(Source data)
────────────────────────────────────────

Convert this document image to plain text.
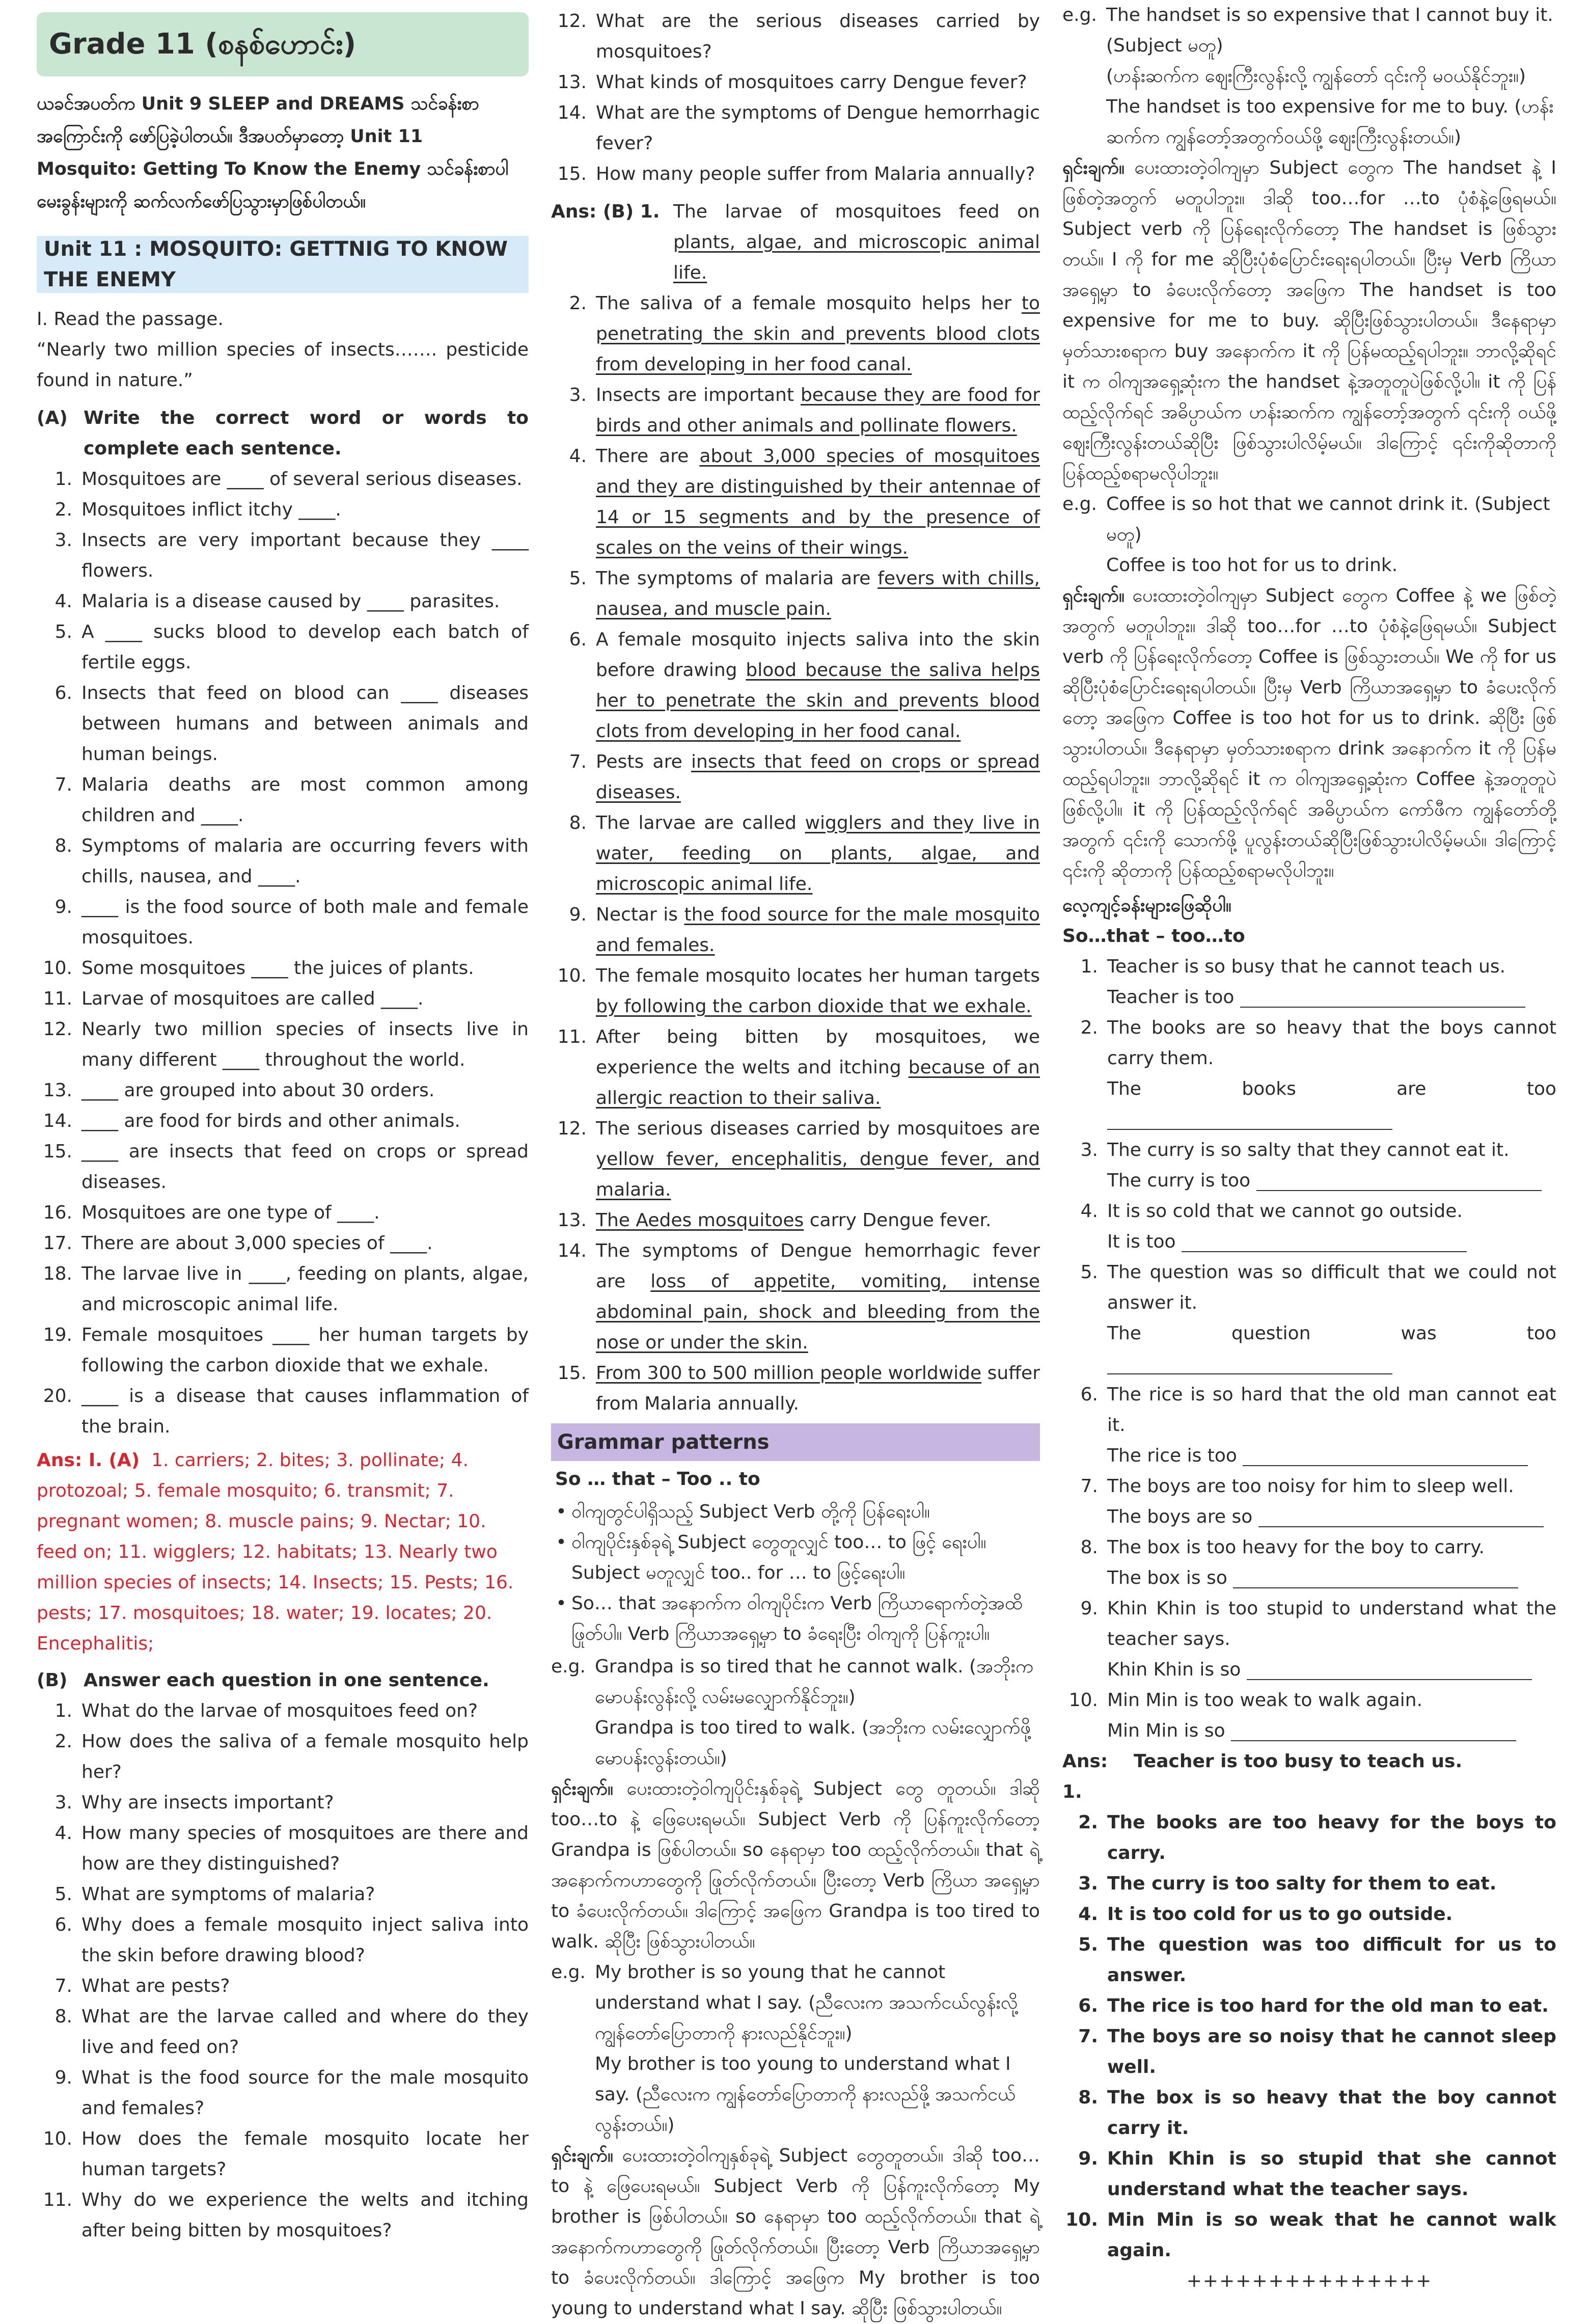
Grade 11 (စနစ်ဟောင်း)

ယခင်အပတ်က Unit 9 SLEEP and DREAMS သင်ခန်းစာအကြောင်းကို ဖော်ပြခဲ့ပါတယ်။ ဒီအပတ်မှာတော့ Unit 11 Mosquito: Getting To Know the Enemy သင်ခန်းစာပါ မေးခွန်းများကို ဆက်လက်ဖော်ပြသွားမှာဖြစ်ပါတယ်။

Unit 11 : MOSQUITO: GETTNIG TO KNOW THE ENEMY

I. Read the passage.

“Nearly two million species of insects……. pesticide found in nature.”

(A) Write the correct word or words to complete each sentence.
1. Mosquitoes are ____ of several serious diseases.
2. Mosquitoes inflict itchy ____.
3. Insects are very important because they ____ flowers.
4. Malaria is a disease caused by ____ parasites.
5. A ____ sucks blood to develop each batch of fertile eggs.
6. Insects that feed on blood can ____ diseases between humans and between animals and human beings.
7. Malaria deaths are most common among children and ____.
8. Symptoms of malaria are occurring fevers with chills, nausea, and ____.
9. ____ is the food source of both male and female mosquitoes.
10. Some mosquitoes ____ the juices of plants.
11. Larvae of mosquitoes are called ____.
12. Nearly two million species of insects live in many different ____ throughout the world.
13. ____ are grouped into about 30 orders.
14. ____ are food for birds and other animals.
15. ____ are insects that feed on crops or spread diseases.
16. Mosquitoes are one type of ____.
17. There are about 3,000 species of ____.
18. The larvae live in ____, feeding on plants, algae, and microscopic animal life.
19. Female mosquitoes ____ her human targets by following the carbon dioxide that we exhale.
20. ____ is a disease that causes inflammation of the brain.
Ans: I. (A) 1. carriers; 2. bites; 3. pollinate; 4. protozoal; 5. female mosquito; 6. transmit; 7. pregnant women; 8. muscle pains; 9. Nectar; 10. feed on; 11. wigglers; 12. habitats; 13. Nearly two million species of insects; 14. Insects; 15. Pests; 16. pests; 17. mosquitoes; 18. water; 19. locates; 20. Encephalitis;
(B) Answer each question in one sentence.
1. What do the larvae of mosquitoes feed on?
2. How does the saliva of a female mosquito help her?
3. Why are insects important?
4. How many species of mosquitoes are there and how are they distinguished?
5. What are symptoms of malaria?
6. Why does a female mosquito inject saliva into the skin before drawing blood?
7. What are pests?
8. What are the larvae called and where do they live and feed on?
9. What is the food source for the male mosquito and females?
10. How does the female mosquito locate her human targets?
11. Why do we experience the welts and itching after being bitten by mosquitoes?
12. What are the serious diseases carried by mosquitoes?
13. What kinds of mosquitoes carry Dengue fever?
14. What are the symptoms of Dengue hemorrhagic fever?
15. How many people suffer from Malaria annually?
Ans: (B) 1. The larvae of mosquitoes feed on plants, algae, and microscopic animal life.
2. The saliva of a female mosquito helps her to penetrating the skin and prevents blood clots from developing in her food canal.
3. Insects are important because they are food for birds and other animals and pollinate flowers.
4. There are about 3,000 species of mosquitoes and they are distinguished by their antennae of 14 or 15 segments and by the presence of scales on the veins of their wings.
5. The symptoms of malaria are fevers with chills, nausea, and muscle pain.
6. A female mosquito injects saliva into the skin before drawing blood because the saliva helps her to penetrate the skin and prevents blood clots from developing in her food canal.
7. Pests are insects that feed on crops or spread diseases.
8. The larvae are called wigglers and they live in water, feeding on plants, algae, and microscopic animal life.
9. Nectar is the food source for the male mosquito and females.
10. The female mosquito locates her human targets by following the carbon dioxide that we exhale.
11. After being bitten by mosquitoes, we experience the welts and itching because of an allergic reaction to their saliva.
12. The serious diseases carried by mosquitoes are yellow fever, encephalitis, dengue fever, and malaria.
13. The Aedes mosquitoes carry Dengue fever.
14. The symptoms of Dengue hemorrhagic fever are loss of appetite, vomiting, intense abdominal pain, shock and bleeding from the nose or under the skin.
15. From 300 to 500 million people worldwide suffer from Malaria annually.
Grammar patterns

So … that – Too .. to

• ဝါကျတွင်ပါရှိသည့် Subject Verb တို့ကို ပြန်ရေးပါ။
• ဝါကျပိုင်းနှစ်ခုရဲ့ Subject တွေတူလျှင် too… to ဖြင့် ရေးပါ။ Subject မတူလျှင် too.. for … to ဖြင့်ရေးပါ။
• So… that အနောက်က ဝါကျပိုင်းက Verb ကြိယာရောက်တဲ့အထိ ဖြုတ်ပါ။ Verb ကြိယာအရှေ့မှာ to ခံရေးပြီး ဝါကျကို ပြန်ကူးပါ။
e.g. Grandpa is so tired that he cannot walk. (အဘိုးက မောပန်းလွန်းလို့ လမ်းမလျှောက်နိုင်ဘူး။)
Grandpa is too tired to walk. (အဘိုးက လမ်းလျှောက်ဖို့ မောပန်းလွန်းတယ်။)
ရှင်းချက်။ ပေးထားတဲ့ဝါကျပိုင်းနှစ်ခုရဲ့ Subject တွေ တူတယ်။ ဒါဆို too…to နဲ့ ဖြေပေးရမယ်။ Subject Verb ကို ပြန်ကူးလိုက်တော့ Grandpa is ဖြစ်ပါတယ်။ so နေရာမှာ too ထည့်လိုက်တယ်။ that ရဲ့ အနောက်ကဟာတွေကို ဖြုတ်လိုက်တယ်။ ပြီးတော့ Verb ကြိယာ အရှေ့မှာ to ခံပေးလိုက်တယ်။ ဒါကြောင့် အဖြေက Grandpa is too tired to walk. ဆိုပြီး ဖြစ်သွားပါတယ်။
e.g. My brother is so young that he cannot understand what I say. (ညီလေးက အသက်ငယ်လွန်းလို့ ကျွန်တော်ပြောတာကို နားလည်နိုင်ဘူး။)
My brother is too young to understand what I say. (ညီလေးက ကျွန်တော်ပြောတာကို နားလည်ဖို့ အသက်ငယ်လွန်းတယ်။)
ရှင်းချက်။ ပေးထားတဲ့ဝါကျနှစ်ခုရဲ့ Subject တွေတူတယ်။ ဒါဆို too…to နဲ့ ဖြေပေးရမယ်။ Subject Verb ကို ပြန်ကူးလိုက်တော့ My brother is ဖြစ်ပါတယ်။ so နေရာမှာ too ထည့်လိုက်တယ်။ that ရဲ့ အနောက်ကဟာတွေကို ဖြုတ်လိုက်တယ်။ ပြီးတော့ Verb ကြိယာအရှေ့မှာ to ခံပေးလိုက်တယ်။ ဒါကြောင့် အဖြေက My brother is too young to understand what I say. ဆိုပြီး ဖြစ်သွားပါတယ်။
e.g. The handset is so expensive that I cannot buy it. (Subject မတူ)
(ဟန်းဆက်က ဈေးကြီးလွန်းလို့ ကျွန်တော် ၎င်းကို မဝယ်နိုင်ဘူး။)
The handset is too expensive for me to buy. (ဟန်းဆက်က ကျွန်တော့်အတွက်ဝယ်ဖို့ ဈေးကြီးလွန်းတယ်။)
ရှင်းချက်။ ပေးထားတဲ့ဝါကျမှာ Subject တွေက The handset နဲ့ I ဖြစ်တဲ့အတွက် မတူပါဘူး။ ဒါဆို too…for …to ပုံစံနဲ့ဖြေရမယ်။ Subject verb ကို ပြန်ရေးလိုက်တော့ The handset is ဖြစ်သွားတယ်။ I ကို for me ဆိုပြီးပုံစံပြောင်းရေးရပါတယ်။ ပြီးမှ Verb ကြိယာအရှေ့မှာ to ခံပေးလိုက်တော့ အဖြေက The handset is too expensive for me to buy. ဆိုပြီးဖြစ်သွားပါတယ်။ ဒီနေရာမှာ မှတ်သားစရာက buy အနောက်က it ကို ပြန်မထည့်ရပါဘူး။ ဘာလို့ဆိုရင် it က ဝါကျအရှေ့ဆုံးက the handset နဲ့အတူတူပဲဖြစ်လို့ပါ။ it ကို ပြန်ထည့်လိုက်ရင် အဓိပ္ပာယ်က ဟန်းဆက်က ကျွန်တော့်အတွက် ၎င်းကို ဝယ်ဖို့ ဈေးကြီးလွန်းတယ်ဆိုပြီး ဖြစ်သွားပါလိမ့်မယ်။ ဒါကြောင့် ၎င်းကိုဆိုတာကို ပြန်ထည့်စရာမလိုပါဘူး။
e.g. Coffee is so hot that we cannot drink it. (Subject မတူ)
Coffee is too hot for us to drink.
ရှင်းချက်။ ပေးထားတဲ့ဝါကျမှာ Subject တွေက Coffee နဲ့ we ဖြစ်တဲ့အတွက် မတူပါဘူး။ ဒါဆို too…for …to ပုံစံနဲ့ဖြေရမယ်။ Subject verb ကို ပြန်ရေးလိုက်တော့ Coffee is ဖြစ်သွားတယ်။ We ကို for us ဆိုပြီးပုံစံပြောင်းရေးရပါတယ်။ ပြီးမှ Verb ကြိယာအရှေ့မှာ to ခံပေးလိုက်တော့ အဖြေက Coffee is too hot for us to drink. ဆိုပြီး ဖြစ်သွားပါတယ်။ ဒီနေရာမှာ မှတ်သားစရာက drink အနောက်က it ကို ပြန်မထည့်ရပါဘူး။ ဘာလို့ဆိုရင် it က ဝါကျအရှေ့ဆုံးက Coffee နဲ့အတူတူပဲဖြစ်လို့ပါ။ it ကို ပြန်ထည့်လိုက်ရင် အဓိပ္ပာယ်က ကော်ဖီက ကျွန်တော်တို့အတွက် ၎င်းကို သောက်ဖို့ ပူလွန်းတယ်ဆိုပြီးဖြစ်သွားပါလိမ့်မယ်။ ဒါကြောင့် ၎င်းကို ဆိုတာကို ပြန်ထည့်စရာမလိုပါဘူး။

လေ့ကျင့်ခန်းများဖြေဆိုပါ။

So…that – too…to

1. Teacher is so busy that he cannot teach us.
Teacher is too
2. The books are so heavy that the boys cannot carry them.
The books are too
3. The curry is so salty that they cannot eat it.
The curry is too
4. It is so cold that we cannot go outside.
It is too
5. The question was so difficult that we could not answer it.
The question was too
6. The rice is so hard that the old man cannot eat it.
The rice is too
7. The boys are too noisy for him to sleep well.
The boys are so
8. The box is too heavy for the boy to carry.
The box is so
9. Khin Khin is too stupid to understand what the teacher says.
Khin Khin is so
10. Min Min is too weak to walk again.
Min Min is so
Ans: 1.
Teacher is too busy to teach us.
2. The books are too heavy for the boys to carry.
3. The curry is too salty for them to eat.
4. It is too cold for us to go outside.
5. The question was too difficult for us to answer.
6. The rice is too hard for the old man to eat.
7. The boys are so noisy that he cannot sleep well.
8. The box is so heavy that the boy cannot carry it.
9. Khin Khin is so stupid that she cannot understand what the teacher says.
10. Min Min is so weak that he cannot walk again.
+++++++++++++++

────────────────────────────────────────

* Your objective
Select from the material above each line in which the string "microscopic" appears, and list those lines.

* Written response
18. The larvae live in ____, feeding on plants, algae, and microscopic animal life.
Ans: (B) 1. The larvae of mosquitoes feed on plants, algae, and microscopic animal life.
8. The larvae are called wigglers and they live in water, feeding on plants, algae, and microscopic animal life.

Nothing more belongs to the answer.